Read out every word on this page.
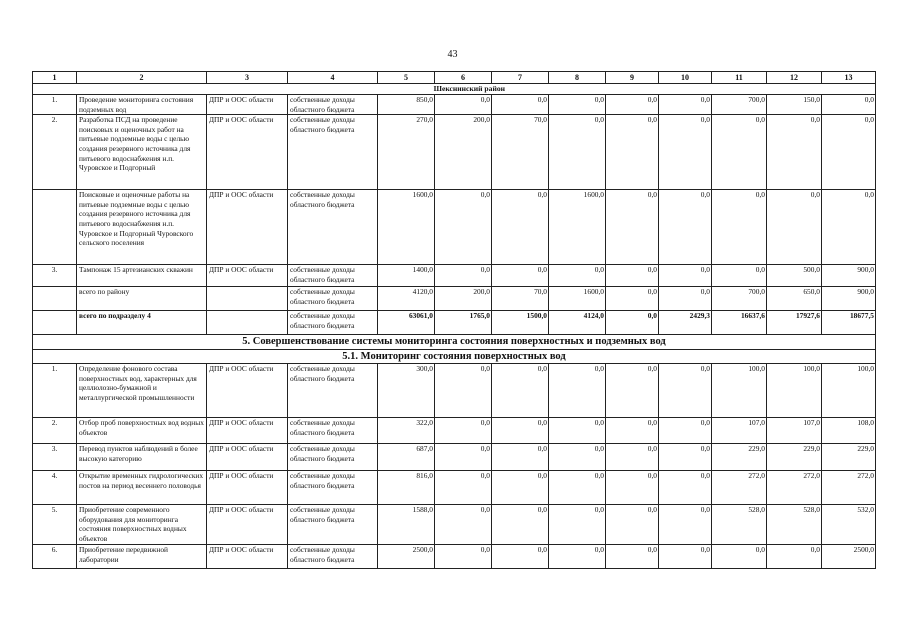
43
1	2	3	4	5	6	7	8	9	10	11	12	13
Шекснинский район												
1.	Проведение мониторинга состояния подземных вод	ДПР и ООС области	собственные доходы областного бюджета	850,0	0,0	0,0	0,0	0,0	0,0	700,0	150,0	0,0
2.	Разработка ПСД на проведение поисковых и оценочных работ на питьевые подземные воды с целью создания резервного источника для питьевого водоснабжения н.п. Чуровское и Подгорный	ДПР и ООС области	собственные доходы областного бюджета	270,0	200,0	70,0	0,0	0,0	0,0	0,0	0,0	0,0
	Поисковые и оценочные работы на питьевые подземные воды с целью создания резервного источника для питьевого водоснабжения н.п. Чуровское и Подгорный Чуровского сельского поселения	ДПР и ООС области	собственные доходы областного бюджета	1600,0	0,0	0,0	1600,0	0,0	0,0	0,0	0,0	0,0
3.	Тампонаж 15 артезианских скважин	ДПР и ООС области	собственные доходы областного бюджета	1400,0	0,0	0,0	0,0	0,0	0,0	0,0	500,0	900,0
	всего по району		собственные доходы областного бюджета	4120,0	200,0	70,0	1600,0	0,0	0,0	700,0	650,0	900,0
	всего по подразделу 4		собственные доходы областного бюджета	63061,0	1765,0	1500,0	4124,0	0,0	2429,3	16637,6	17927,6	18677,5
5. Совершенствование системы мониторинга состояния поверхностных и подземных вод												
5.1. Мониторинг состояния поверхностных вод												
1.	Определение фонового состава поверхностных вод, характерных для целлюлозно-бумажной и металлургической промышленности	ДПР и ООС области	собственные доходы областного бюджета	300,0	0,0	0,0	0,0	0,0	0,0	100,0	100,0	100,0
2.	Отбор проб поверхностных вод водных объектов	ДПР и ООС области	собственные доходы областного бюджета	322,0	0,0	0,0	0,0	0,0	0,0	107,0	107,0	108,0
3.	Перевод пунктов наблюдений в более высокую категорию	ДПР и ООС области	собственные доходы областного бюджета	687,0	0,0	0,0	0,0	0,0	0,0	229,0	229,0	229,0
4.	Открытие временных гидрологических постов на период весеннего половодья	ДПР и ООС области	собственные доходы областного бюджета	816,0	0,0	0,0	0,0	0,0	0,0	272,0	272,0	272,0
5.	Приобретение современного оборудования для мониторинга состояния поверхностных водных объектов	ДПР и ООС области	собственные доходы областного бюджета	1588,0	0,0	0,0	0,0	0,0	0,0	528,0	528,0	532,0
6.	Приобретение передвижной лаборатории	ДПР и ООС области	собственные доходы областного бюджета	2500,0	0,0	0,0	0,0	0,0	0,0	0,0	0,0	2500,0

|---|

> [Exercise brief]: Copy the listing in full and without alteration, omitting every picture.

> [Answer to this problem]:
Read out every word on this page.
43
1	2	3	4	5	6	7	8	9	10	11	12	13
Шекснинский район												
1.	Проведение мониторинга состояния подземных вод	ДПР и ООС области	собственные доходы областного бюджета	850,0	0,0	0,0	0,0	0,0	0,0	700,0	150,0	0,0
2.	Разработка ПСД на проведение поисковых и оценочных работ на питьевые подземные воды с целью создания резервного источника для питьевого водоснабжения н.п. Чуровское и Подгорный	ДПР и ООС области	собственные доходы областного бюджета	270,0	200,0	70,0	0,0	0,0	0,0	0,0	0,0	0,0
	Поисковые и оценочные работы на питьевые подземные воды с целью создания резервного источника для питьевого водоснабжения н.п. Чуровское и Подгорный Чуровского сельского поселения	ДПР и ООС области	собственные доходы областного бюджета	1600,0	0,0	0,0	1600,0	0,0	0,0	0,0	0,0	0,0
3.	Тампонаж 15 артезианских скважин	ДПР и ООС области	собственные доходы областного бюджета	1400,0	0,0	0,0	0,0	0,0	0,0	0,0	500,0	900,0
	всего по району		собственные доходы областного бюджета	4120,0	200,0	70,0	1600,0	0,0	0,0	700,0	650,0	900,0
	всего по подразделу 4		собственные доходы областного бюджета	63061,0	1765,0	1500,0	4124,0	0,0	2429,3	16637,6	17927,6	18677,5
5. Совершенствование системы мониторинга состояния поверхностных и подземных вод												
5.1. Мониторинг состояния поверхностных вод												
1.	Определение фонового состава поверхностных вод, характерных для целлюлозно-бумажной и металлургической промышленности	ДПР и ООС области	собственные доходы областного бюджета	300,0	0,0	0,0	0,0	0,0	0,0	100,0	100,0	100,0
2.	Отбор проб поверхностных вод водных объектов	ДПР и ООС области	собственные доходы областного бюджета	322,0	0,0	0,0	0,0	0,0	0,0	107,0	107,0	108,0
3.	Перевод пунктов наблюдений в более высокую категорию	ДПР и ООС области	собственные доходы областного бюджета	687,0	0,0	0,0	0,0	0,0	0,0	229,0	229,0	229,0
4.	Открытие временных гидрологических постов на период весеннего половодья	ДПР и ООС области	собственные доходы областного бюджета	816,0	0,0	0,0	0,0	0,0	0,0	272,0	272,0	272,0
5.	Приобретение современного оборудования для мониторинга состояния поверхностных водных объектов	ДПР и ООС области	собственные доходы областного бюджета	1588,0	0,0	0,0	0,0	0,0	0,0	528,0	528,0	532,0
6.	Приобретение передвижной лаборатории	ДПР и ООС области	собственные доходы областного бюджета	2500,0	0,0	0,0	0,0	0,0	0,0	0,0	0,0	2500,0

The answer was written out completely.